● The task: Lines that hold the word "route" should be located and copied.

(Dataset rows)

+ + +

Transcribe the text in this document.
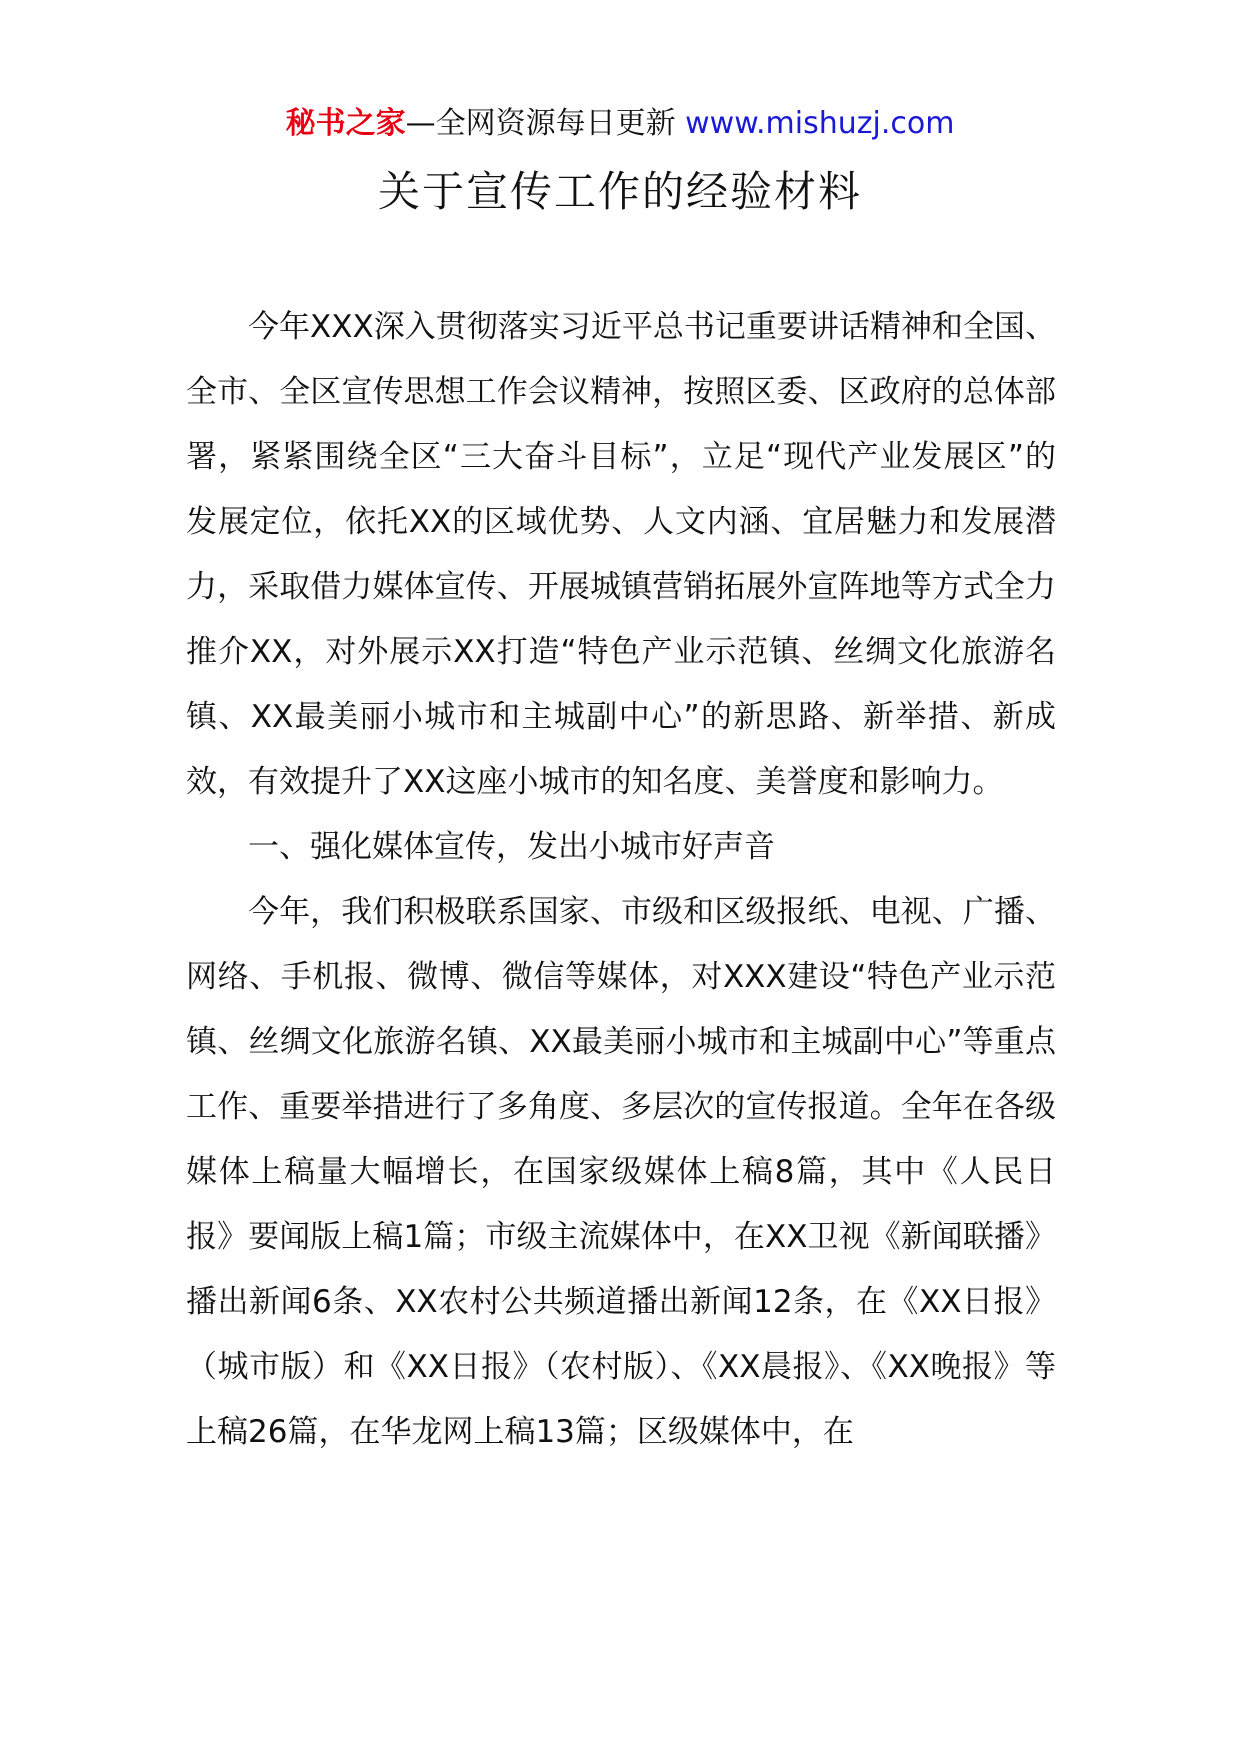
秘书之家—全网资源每日更新 www.mishuzj.com
关于宣传工作的经验材料

今年XXX深入贯彻落实习近平总书记重要讲话精神和全国、全市、全区宣传思想工作会议精神，按照区委、区政府的总体部署，紧紧围绕全区“三大奋斗目标”，立足“现代产业发展区”的发展定位，依托XX的区域优势、人文内涵、宜居魅力和发展潜力，采取借力媒体宣传、开展城镇营销拓展外宣阵地等方式全力推介XX，对外展示XX打造“特色产业示范镇、丝绸文化旅游名镇、XX最美丽小城市和主城副中心”的新思路、新举措、新成效，有效提升了XX这座小城市的知名度、美誉度和影响力。

一、强化媒体宣传，发出小城市好声音

今年，我们积极联系国家、市级和区级报纸、电视、广播、网络、手机报、微博、微信等媒体，对XXX建设“特色产业示范镇、丝绸文化旅游名镇、XX最美丽小城市和主城副中心”等重点工作、重要举措进行了多角度、多层次的宣传报道。全年在各级媒体上稿量大幅增长，在国家级媒体上稿8篇，其中《人民日报》要闻版上稿1篇；市级主流媒体中，在XX卫视《新闻联播》播出新闻6条、XX农村公共频道播出新闻12条，在《XX日报》（城市版）和《XX日报》（农村版）、《XX晨报》、《XX晚报》等上稿26篇，在华龙网上稿13篇；区级媒体中，在
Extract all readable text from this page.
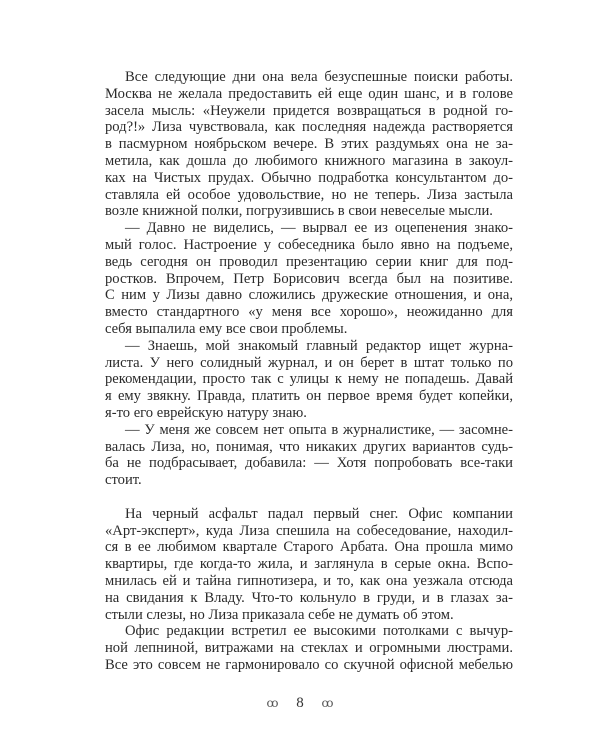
Все следующие дни она вела безуспешные поиски работы.
Москва не желала предоставить ей еще один шанс, и в голове
засела мысль: «Неужели придется возвращаться в родной го-
род?!» Лиза чувствовала, как последняя надежда растворяется
в пасмурном ноябрьском вечере. В этих раздумьях она не за-
метила, как дошла до любимого книжного магазина в закоул-
ках на Чистых прудах. Обычно подработка консультантом до-
ставляла ей особое удовольствие, но не теперь. Лиза застыла
возле книжной полки, погрузившись в свои невеселые мысли.
— Давно не виделись, — вырвал ее из оцепенения знако-
мый голос. Настроение у собеседника было явно на подъеме,
ведь сегодня он проводил презентацию серии книг для под-
ростков. Впрочем, Петр Борисович всегда был на позитиве.
С ним у Лизы давно сложились дружеские отношения, и она,
вместо стандартного «у меня все хорошо», неожиданно для
себя выпалила ему все свои проблемы.
— Знаешь, мой знакомый главный редактор ищет журна-
листа. У него солидный журнал, и он берет в штат только по
рекомендации, просто так с улицы к нему не попадешь. Давай
я ему звякну. Правда, платить он первое время будет копейки,
я-то его еврейскую натуру знаю.
— У меня же совсем нет опыта в журналистике, — засомне-
валась Лиза, но, понимая, что никаких других вариантов судь-
ба не подбрасывает, добавила: — Хотя попробовать все-таки
стоит.
На черный асфальт падал первый снег. Офис компании
«Арт-эксперт», куда Лиза спешила на собеседование, находил-
ся в ее любимом квартале Старого Арбата. Она прошла мимо
квартиры, где когда-то жила, и заглянула в серые окна. Вспо-
мнилась ей и тайна гипнотизера, и то, как она уезжала отсюда
на свидания к Владу. Что-то кольнуло в груди, и в глазах за-
стыли слезы, но Лиза приказала себе не думать об этом.
Офис редакции встретил ее высокими потолками с вычур-
ной лепниной, витражами на стеклах и огромными люстрами.
Все это совсем не гармонировало со скучной офисной мебелью
ꝏ 8 ꝏ
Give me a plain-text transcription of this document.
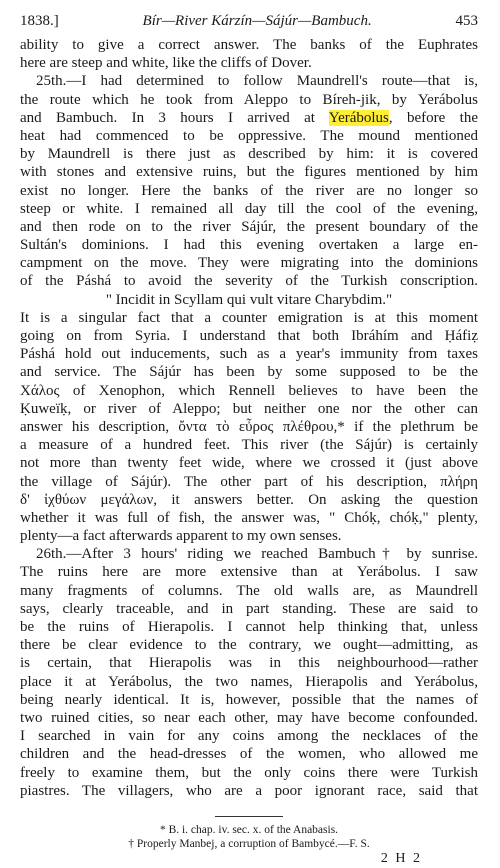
1838.]	Bír—River Kárzín—Sájúr—Bambuch.	453
ability to give a correct answer. The banks of the Euphrates
here are steep and white, like the cliffs of Dover.
25th.—I had determined to follow Maundrell's route—that is,
the route which he took from Aleppo to Bíreh-jik, by Yerábolus
and Bambuch. In 3 hours I arrived at Yerábolus, before the
heat had commenced to be oppressive. The mound mentioned
by Maundrell is there just as described by him: it is covered
with stones and extensive ruins, but the figures mentioned by him
exist no longer. Here the banks of the river are no longer so
steep or white. I remained all day till the cool of the evening,
and then rode on to the river Sájúr, the present boundary of the
Sultán's dominions. I had this evening overtaken a large en-
campment on the move. They were migrating into the dominions
of the Páshá to avoid the severity of the Turkish conscription.
" Incidit in Scyllam qui vult vitare Charybdim."
It is a singular fact that a counter emigration is at this moment
going on from Syria. I understand that both Ibráhím and Ḥáfiẓ
Páshá hold out inducements, such as a year's immunity from taxes
and service. The Sájúr has been by some supposed to be the
Χάλος of Xenophon, which Rennell believes to have been the
Ḳuweïḳ, or river of Aleppo; but neither one nor the other can
answer his description, ὄντα τὸ εὖρος πλέθρου,* if the plethrum be
a measure of a hundred feet. This river (the Sájúr) is certainly
not more than twenty feet wide, where we crossed it (just above
the village of Sájúr). The other part of his description, πλήρη
δ' ἰχθύων μεγάλων, it answers better. On asking the question
whether it was full of fish, the answer was, " Chóḳ, chóḳ," plenty,
plenty—a fact afterwards apparent to my own senses.
26th.—After 3 hours' riding we reached Bambuch† by sunrise.
The ruins here are more extensive than at Yerábolus. I saw
many fragments of columns. The old walls are, as Maundrell
says, clearly traceable, and in part standing. These are said to
be the ruins of Hierapolis. I cannot help thinking that, unless
there be clear evidence to the contrary, we ought—admitting, as
is certain, that Hierapolis was in this neighbourhood—rather
place it at Yerábolus, the two names, Hierapolis and Yerábolus,
being nearly identical. It is, however, possible that the names of
two ruined cities, so near each other, may have become confounded.
I searched in vain for any coins among the necklaces of the
children and the head-dresses of the women, who allowed me
freely to examine them, but the only coins there were Turkish
piastres. The villagers, who are a poor ignorant race, said that
* B. i. chap. iv. sec. x. of the Anabasis.
† Properly Manbej, a corruption of Bambycé.—F. S.
2 H 2
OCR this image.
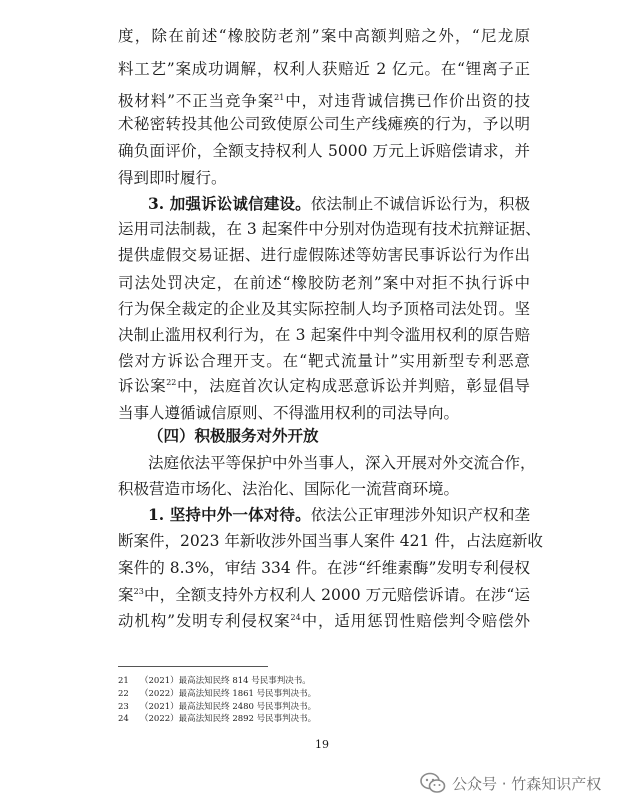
度，除在前述“橡胶防老剂”案中高额判赔之外，“尼龙原
料工艺”案成功调解，权利人获赔近 2 亿元。在“锂离子正
极材料”不正当竞争案$^{21}$中，对违背诚信携已作价出资的技
术秘密转投其他公司致使原公司生产线瘫痪的行为，予以明
确负面评价，全额支持权利人 5000 万元上诉赔偿请求，并
得到即时履行。
3. 加强诉讼诚信建设。依法制止不诚信诉讼行为，积极
运用司法制裁，在 3 起案件中分别对伪造现有技术抗辩证据、
提供虚假交易证据、进行虚假陈述等妨害民事诉讼行为作出
司法处罚决定，在前述“橡胶防老剂”案中对拒不执行诉中
行为保全裁定的企业及其实际控制人均予顶格司法处罚。坚
决制止滥用权利行为，在 3 起案件中判令滥用权利的原告赔
偿对方诉讼合理开支。在“靶式流量计”实用新型专利恶意
诉讼案$^{22}$中，法庭首次认定构成恶意诉讼并判赔，彰显倡导
当事人遵循诚信原则、不得滥用权利的司法导向。
（四）积极服务对外开放
法庭依法平等保护中外当事人，深入开展对外交流合作，
积极营造市场化、法治化、国际化一流营商环境。
1. 坚持中外一体对待。依法公正审理涉外知识产权和垄
断案件，2023 年新收涉外国当事人案件 421 件，占法庭新收
案件的 8.3%，审结 334 件。在涉“纤维素酶”发明专利侵权
案$^{23}$中，全额支持外方权利人 2000 万元赔偿诉请。在涉“运
动机构”发明专利侵权案$^{24}$中，适用惩罚性赔偿判令赔偿外
21 （2021）最高法知民终 814 号民事判决书。
22 （2022）最高法知民终 1861 号民事判决书。
23 （2021）最高法知民终 2480 号民事判决书。
24 （2022）最高法知民终 2892 号民事判决书。
19
公众号 · 竹森知识产权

+ + +

● Completed exercise:
25th.—I had determined to follow Maundrell's route—that is,
the route which he took from Aleppo to Bíreh-jik, by Yerábolus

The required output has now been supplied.